== GIVEN REQUEST ==
Every line containing the word "marketing" needs to be found and copied.

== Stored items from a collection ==

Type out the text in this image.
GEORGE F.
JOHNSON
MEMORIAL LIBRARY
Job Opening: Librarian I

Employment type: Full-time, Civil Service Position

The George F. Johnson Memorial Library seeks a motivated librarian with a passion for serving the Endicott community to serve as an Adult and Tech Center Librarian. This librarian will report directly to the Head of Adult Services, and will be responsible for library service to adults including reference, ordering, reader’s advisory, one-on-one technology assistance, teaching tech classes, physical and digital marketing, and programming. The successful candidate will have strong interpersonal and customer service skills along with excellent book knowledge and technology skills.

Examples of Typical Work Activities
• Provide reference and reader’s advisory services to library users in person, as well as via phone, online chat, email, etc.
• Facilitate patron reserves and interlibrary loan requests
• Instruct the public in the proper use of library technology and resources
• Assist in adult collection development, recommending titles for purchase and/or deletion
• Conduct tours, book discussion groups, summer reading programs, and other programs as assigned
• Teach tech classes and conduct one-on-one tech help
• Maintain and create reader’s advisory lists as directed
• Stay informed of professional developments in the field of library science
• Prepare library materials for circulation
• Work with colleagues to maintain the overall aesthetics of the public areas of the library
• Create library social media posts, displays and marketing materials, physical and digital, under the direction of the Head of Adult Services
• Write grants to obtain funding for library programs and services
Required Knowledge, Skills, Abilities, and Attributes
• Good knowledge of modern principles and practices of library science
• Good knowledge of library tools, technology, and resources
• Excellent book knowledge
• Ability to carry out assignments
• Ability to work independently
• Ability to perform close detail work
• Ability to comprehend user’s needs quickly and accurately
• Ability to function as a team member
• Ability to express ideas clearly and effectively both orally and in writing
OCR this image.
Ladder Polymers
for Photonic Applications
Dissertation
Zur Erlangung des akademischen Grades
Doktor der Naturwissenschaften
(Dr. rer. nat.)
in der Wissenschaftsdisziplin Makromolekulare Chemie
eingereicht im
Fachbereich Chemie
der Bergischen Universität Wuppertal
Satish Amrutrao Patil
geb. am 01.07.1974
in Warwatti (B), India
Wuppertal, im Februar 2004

== OUTPUT FOR THIS EXERCISE ==
The George F. Johnson Memorial Library seeks a motivated librarian with a passion for serving the Endicott community to serve as an Adult and Tech Center Librarian. This librarian will report directly to the Head of Adult Services, and will be responsible for library service to adults including reference, ordering, reader’s advisory, one-on-one technology assistance, teaching tech classes, physical and digital marketing, and programming. The successful candidate will have strong interpersonal and customer service skills along with excellent book knowledge and technology skills.
• Create library social media posts, displays and marketing materials, physical and digital, under the direction of the Head of Adult Services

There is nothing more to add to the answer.